Dataset items
* Begin *

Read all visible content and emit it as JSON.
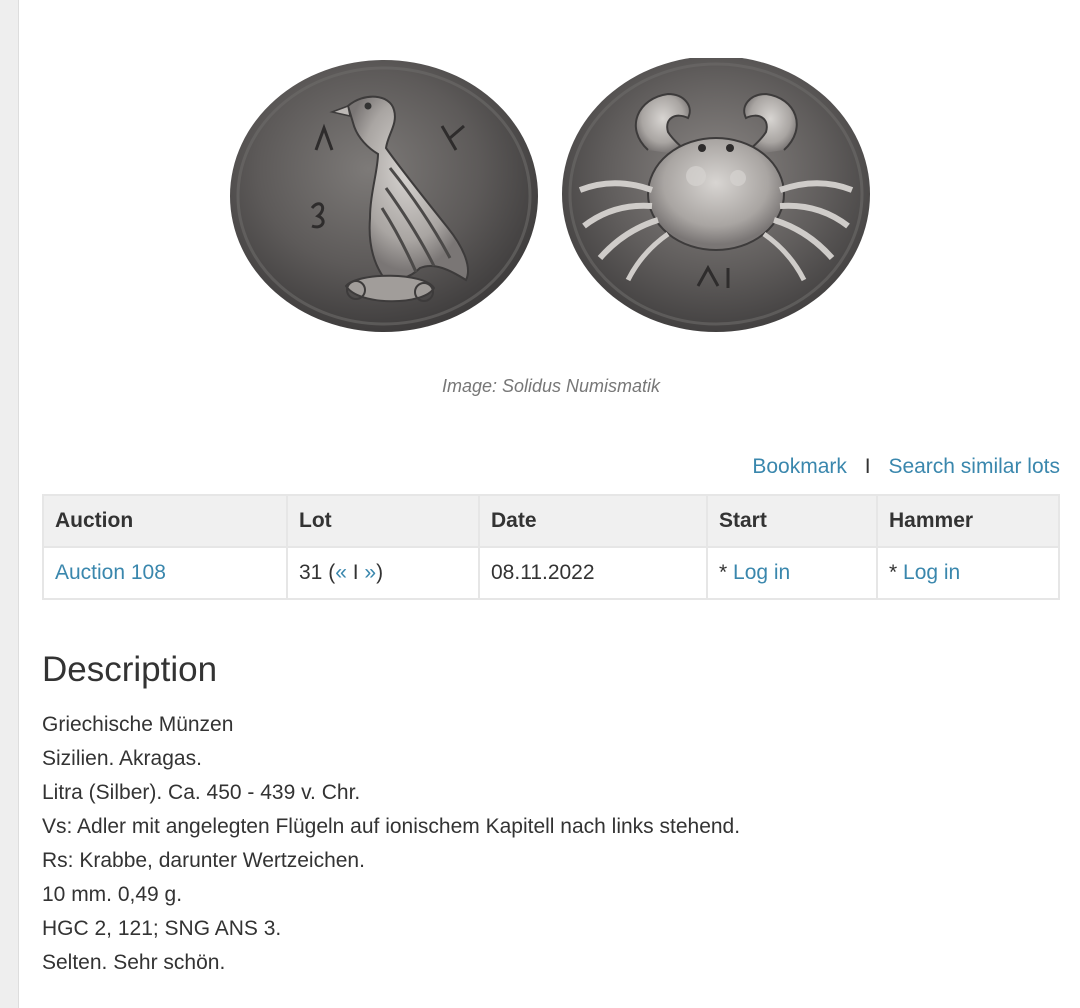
{
  "image": {
    "caption": "Image: Solidus Numismatik",
    "coins": [
      "eagle-obverse",
      "crab-reverse"
    ]
  },
  "actions": {
    "bookmark": "Bookmark",
    "separator": "I",
    "search_similar": "Search similar lots"
  },
  "table": {
    "headers": [
      "Auction",
      "Lot",
      "Date",
      "Start",
      "Hammer"
    ],
    "row": {
      "auction": "Auction 108",
      "lot_number": "31 (",
      "prev": "«",
      "lot_sep": "I",
      "next": "»",
      "lot_close": ")",
      "date": "08.11.2022",
      "start_prefix": "* ",
      "start_link": "Log in",
      "hammer_prefix": "* ",
      "hammer_link": "Log in"
    }
  },
  "description": {
    "title": "Description",
    "lines": [
      "Griechische Münzen",
      "Sizilien. Akragas.",
      "Litra (Silber). Ca. 450 - 439 v. Chr.",
      "Vs: Adler mit angelegten Flügeln auf ionischem Kapitell nach links stehend.",
      "Rs: Krabbe, darunter Wertzeichen.",
      "10 mm. 0,49 g.",
      "HGC 2, 121; SNG ANS 3.",
      "Selten. Sehr schön."
    ]
  },
  "colors": {
    "link": "#3a87ad",
    "header_bg": "#f0f0f0",
    "coin_dark": "#4a4848",
    "coin_light": "#8a8786"
  }
}
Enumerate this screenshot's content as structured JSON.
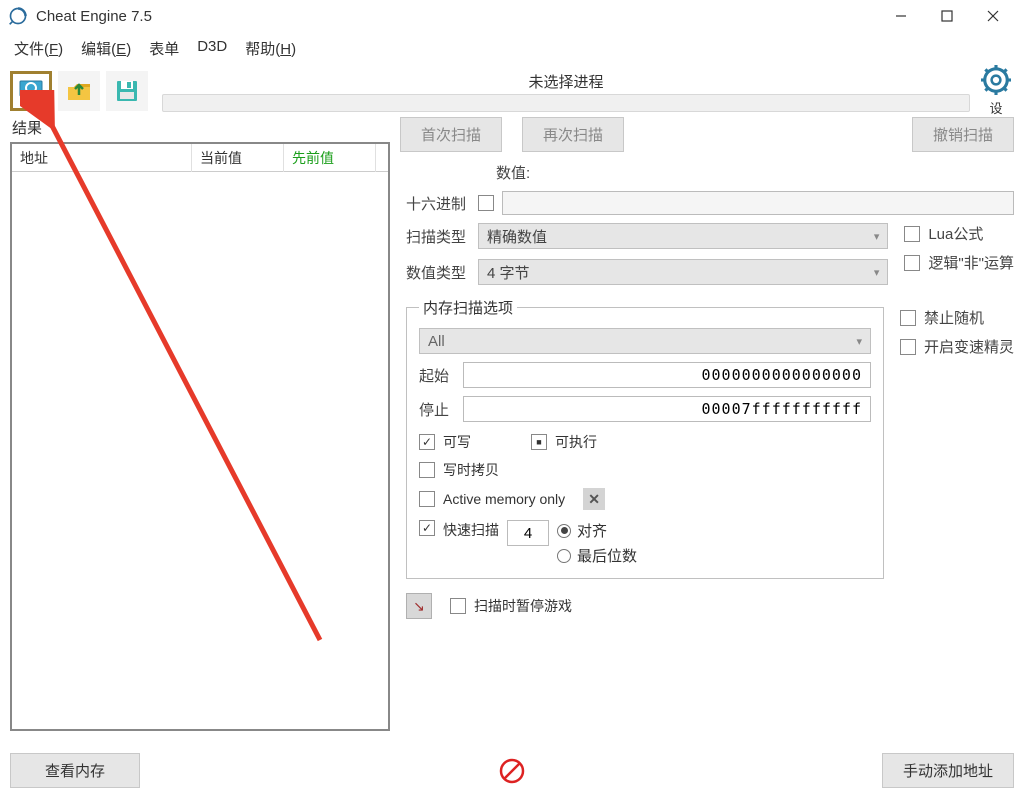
{
  "title": "Cheat Engine 7.5",
  "menu": {
    "file": "文件(F)",
    "edit": "编辑(E)",
    "table": "表单",
    "d3d": "D3D",
    "help": "帮助(H)"
  },
  "process_label": "未选择进程",
  "settings_label": "设",
  "results_label": "结果",
  "columns": {
    "address": "地址",
    "current": "当前值",
    "previous": "先前值"
  },
  "buttons": {
    "first_scan": "首次扫描",
    "next_scan": "再次扫描",
    "undo_scan": "撤销扫描",
    "view_memory": "查看内存",
    "add_manual": "手动添加地址"
  },
  "labels": {
    "value": "数值:",
    "hex": "十六进制",
    "scan_type": "扫描类型",
    "value_type": "数值类型",
    "lua_formula": "Lua公式",
    "logic_not": "逻辑\"非\"运算",
    "mem_scan_opts": "内存扫描选项",
    "start": "起始",
    "stop": "停止",
    "writable": "可写",
    "executable": "可执行",
    "copy_on_write": "写时拷贝",
    "active_mem_only": "Active memory only",
    "fast_scan": "快速扫描",
    "aligned": "对齐",
    "last_digits": "最后位数",
    "no_random": "禁止随机",
    "speedhack": "开启变速精灵",
    "pause_on_scan": "扫描时暂停游戏"
  },
  "values": {
    "scan_type_sel": "精确数值",
    "value_type_sel": "4 字节",
    "mem_region_sel": "All",
    "start_addr": "0000000000000000",
    "stop_addr": "00007fffffffffff",
    "fast_scan_qty": "4"
  }
}
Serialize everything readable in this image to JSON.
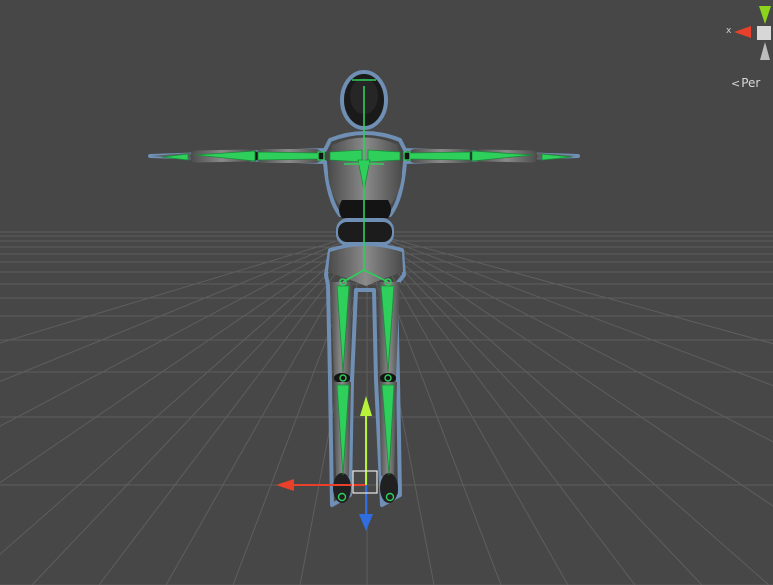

* End *

Among the entries above, how many lines include the word "title"? Reply with the number only.

FINISHED ANSWER
2